- [Try it]: Return all lines of the data in which the string "cells" occurs.

- [Data extract]:

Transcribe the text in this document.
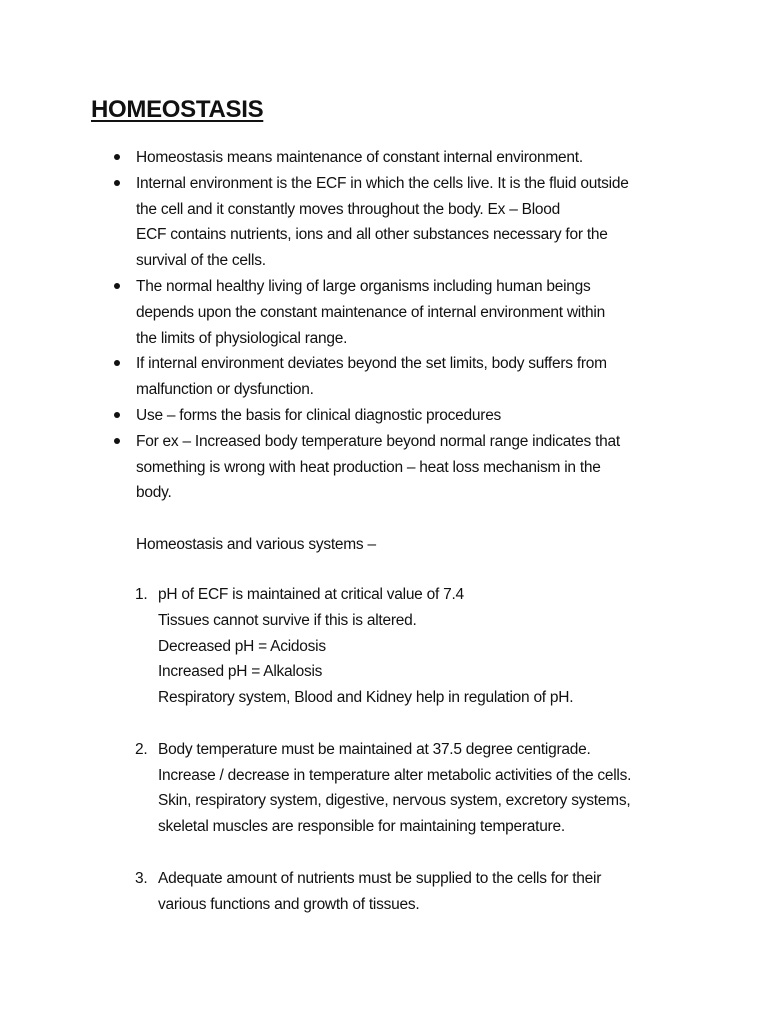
HOMEOSTASIS
Homeostasis means maintenance of constant internal environment.
Internal environment is the ECF in which the cells live. It is the fluid outside
the cell and it constantly moves throughout the body. Ex – Blood
ECF contains nutrients, ions and all other substances necessary for the
survival of the cells.
The normal healthy living of large organisms including human beings
depends upon the constant maintenance of internal environment within
the limits of physiological range.
If internal environment deviates beyond the set limits, body suffers from
malfunction or dysfunction.
Use – forms the basis for clinical diagnostic procedures
For ex – Increased body temperature beyond normal range indicates that
something is wrong with heat production – heat loss mechanism in the
body.

Homeostasis and various systems –

1. pH of ECF is maintained at critical value of 7.4
Tissues cannot survive if this is altered.
Decreased pH = Acidosis
Increased pH = Alkalosis
Respiratory system, Blood and Kidney help in regulation of pH.
2. Body temperature must be maintained at 37.5 degree centigrade.
Increase / decrease in temperature alter metabolic activities of the cells.
Skin, respiratory system, digestive, nervous system, excretory systems,
skeletal muscles are responsible for maintaining temperature.
3. Adequate amount of nutrients must be supplied to the cells for their
various functions and growth of tissues.
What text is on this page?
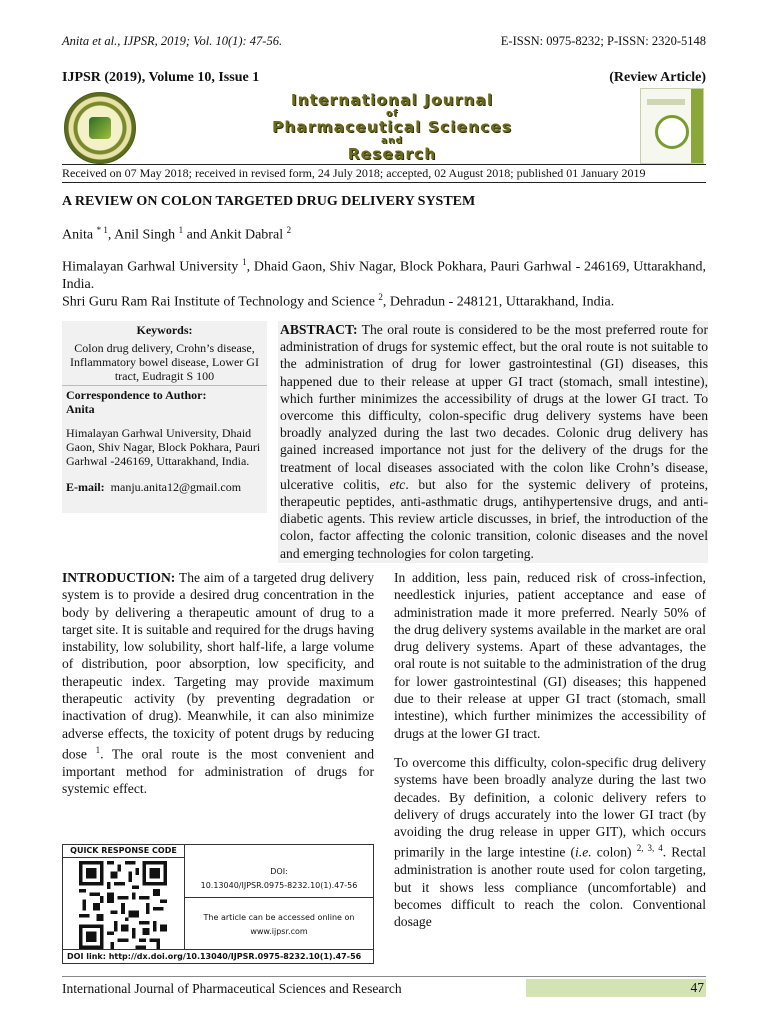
Anita et al., IJPSR, 2019; Vol. 10(1): 47-56.	E-ISSN: 0975-8232; P-ISSN: 2320-5148
IJPSR (2019), Volume 10, Issue 1	(Review Article)
International Journal
of
Pharmaceutical Sciences
and
Research
Received on 07 May 2018; received in revised form, 24 July 2018; accepted, 02 August 2018; published 01 January 2019
A REVIEW ON COLON TARGETED DRUG DELIVERY SYSTEM
Anita $^{* 1}$, Anil Singh $^1$ and Ankit Dabral $^2$
Himalayan Garhwal University $^1$, Dhaid Gaon, Shiv Nagar, Block Pokhara, Pauri Garhwal - 246169, Uttarakhand, India.
Shri Guru Ram Rai Institute of Technology and Science $^2$, Dehradun - 248121, Uttarakhand, India.
Keywords:
Colon drug delivery, Crohn’s disease, Inflammatory bowel disease, Lower GI tract, Eudragit S 100
Correspondence to Author:
Anita
Himalayan Garhwal University, Dhaid Gaon, Shiv Nagar, Block Pokhara, Pauri Garhwal -246169, Uttarakhand, India.
E-mail: manju.anita12@gmail.com
ABSTRACT: The oral route is considered to be the most preferred route for administration of drugs for systemic effect, but the oral route is not suitable to the administration of drug for lower gastrointestinal (GI) diseases, this happened due to their release at upper GI tract (stomach, small intestine), which further minimizes the accessibility of drugs at the lower GI tract. To overcome this difficulty, colon-specific drug delivery systems have been broadly analyzed during the last two decades. Colonic drug delivery has gained increased importance not just for the delivery of the drugs for the treatment of local diseases associated with the colon like Crohn’s disease, ulcerative colitis, etc. but also for the systemic delivery of proteins, therapeutic peptides, anti-asthmatic drugs, antihypertensive drugs, and anti-diabetic agents. This review article discusses, in brief, the introduction of the colon, factor affecting the colonic transition, colonic diseases and the novel and emerging technologies for colon targeting.

INTRODUCTION: The aim of a targeted drug delivery system is to provide a desired drug concentration in the body by delivering a therapeutic amount of drug to a target site. It is suitable and required for the drugs having instability, low solubility, short half-life, a large volume of distribution, poor absorption, low specificity, and therapeutic index. Targeting may provide maximum therapeutic activity (by preventing degradation or inactivation of drug). Meanwhile, it can also minimize adverse effects, the toxicity of potent drugs by reducing dose $^1$. The oral route is the most convenient and important method for administration of drugs for systemic effect.

In addition, less pain, reduced risk of cross-infection, needlestick injuries, patient acceptance and ease of administration made it more preferred. Nearly 50% of the drug delivery systems available in the market are oral drug delivery systems. Apart of these advantages, the oral route is not suitable to the administration of the drug for lower gastrointestinal (GI) diseases; this happened due to their release at upper GI tract (stomach, small intestine), which further minimizes the accessibility of drugs at the lower GI tract.

To overcome this difficulty, colon-specific drug delivery systems have been broadly analyze during the last two decades. By definition, a colonic delivery refers to delivery of drugs accurately into the lower GI tract (by avoiding the drug release in upper GIT), which occurs primarily in the large intestine (i.e. colon) $^{2, 3, 4}$. Rectal administration is another route used for colon targeting, but it shows less compliance (uncomfortable) and becomes difficult to reach the colon. Conventional dosage

QUICK RESPONSE CODE
DOI:
10.13040/IJPSR.0975-8232.10(1).47-56
The article can be accessed online on
www.ijpsr.com
DOI link: http://dx.doi.org/10.13040/IJPSR.0975-8232.10(1).47-56
International Journal of Pharmaceutical Sciences and Research	47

- [Reply to the exercise]:
Internal environment is the ECF in which the cells live. It is the fluid outside
survival of the cells.
Increase / decrease in temperature alter metabolic activities of the cells.
3. Adequate amount of nutrients must be supplied to the cells for their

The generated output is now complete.